Extracted records:
────────────────
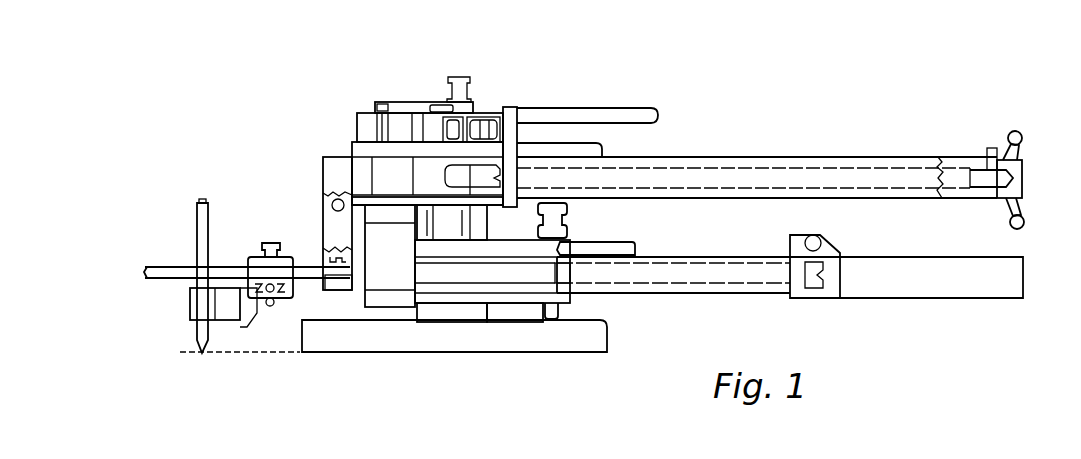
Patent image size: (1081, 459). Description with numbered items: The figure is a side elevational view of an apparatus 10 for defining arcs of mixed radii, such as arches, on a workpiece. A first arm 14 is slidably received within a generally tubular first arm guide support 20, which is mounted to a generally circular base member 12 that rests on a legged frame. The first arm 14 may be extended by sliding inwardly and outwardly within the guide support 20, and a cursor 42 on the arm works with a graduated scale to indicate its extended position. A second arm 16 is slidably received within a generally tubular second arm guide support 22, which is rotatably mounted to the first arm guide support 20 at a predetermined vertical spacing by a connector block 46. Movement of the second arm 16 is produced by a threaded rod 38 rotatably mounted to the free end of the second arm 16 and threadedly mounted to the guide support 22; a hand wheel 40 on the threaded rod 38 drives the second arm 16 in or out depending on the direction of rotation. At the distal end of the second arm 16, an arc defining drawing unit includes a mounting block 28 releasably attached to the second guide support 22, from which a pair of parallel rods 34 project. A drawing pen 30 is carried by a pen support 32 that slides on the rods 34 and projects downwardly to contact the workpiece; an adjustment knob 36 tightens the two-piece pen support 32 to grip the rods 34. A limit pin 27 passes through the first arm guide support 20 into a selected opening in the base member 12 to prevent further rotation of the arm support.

The apparatus for defining arcs 10 is at (276, 140).
The base member 12 is at (327, 338).
The first arm 14 is at (650, 275).
The second arm 16 is at (738, 175).
The first arm guide support 20 is at (477, 278).
The second arm guide support 22 is at (433, 175).
The limit pin 27 is at (550, 317).
The mounting block 28 is at (328, 225).
The drawing pen 30 is at (200, 233).
The pen support 32 is at (258, 262).
The rods 34 is at (165, 270).
The adjustment knob 36 is at (266, 243).
The threaded rod 38 is at (978, 170).
The hand wheel 40 is at (1016, 131).
The cursor 42 is at (828, 292).
The connector block 46 is at (393, 275).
────────────────
> **Given instruction**
Please recast the lines of the records above as a JSON list of strings, one string per line, leaving out blank lines and the pictures.

> **Task output**
[
  "Patent image size: (1081, 459). Description with numbered items: The figure is a side elevational view of an apparatus 10 for defining arcs of mixed radii, such as arches, on a workpiece. A first arm 14 is slidably received within a generally tubular first arm guide support 20, which is mounted to a generally circular base member 12 that rests on a legged frame. The first arm 14 may be extended by sliding inwardly and outwardly within the guide support 20, and a cursor 42 on the arm works with a graduated scale to indicate its extended position. A second arm 16 is slidably received within a generally tubular second arm guide support 22, which is rotatably mounted to the first arm guide support 20 at a predetermined vertical spacing by a connector block 46. Movement of the second arm 16 is produced by a threaded rod 38 rotatably mounted to the free end of the second arm 16 and threadedly mounted to the guide support 22; a hand wheel 40 on the threaded rod 38 drives the second arm 16 in or out depending on the direction of rotation. At the distal end of the second arm 16, an arc defining drawing unit includes a mounting block 28 releasably attached to the second guide support 22, from which a pair of parallel rods 34 project. A drawing pen 30 is carried by a pen support 32 that slides on the rods 34 and projects downwardly to contact the workpiece; an adjustment knob 36 tightens the two-piece pen support 32 to grip the rods 34. A limit pin 27 passes through the first arm guide support 20 into a selected opening in the base member 12 to prevent further rotation of the arm support.",
  "The apparatus for defining arcs 10 is at (276, 140).",
  "The base member 12 is at (327, 338).",
  "The first arm 14 is at (650, 275).",
  "The second arm 16 is at (738, 175).",
  "The first arm guide support 20 is at (477, 278).",
  "The second arm guide support 22 is at (433, 175).",
  "The limit pin 27 is at (550, 317).",
  "The mounting block 28 is at (328, 225).",
  "The drawing pen 30 is at (200, 233).",
  "The pen support 32 is at (258, 262).",
  "The rods 34 is at (165, 270).",
  "The adjustment knob 36 is at (266, 243).",
  "The threaded rod 38 is at (978, 170).",
  "The hand wheel 40 is at (1016, 131).",
  "The cursor 42 is at (828, 292).",
  "The connector block 46 is at (393, 275)."
]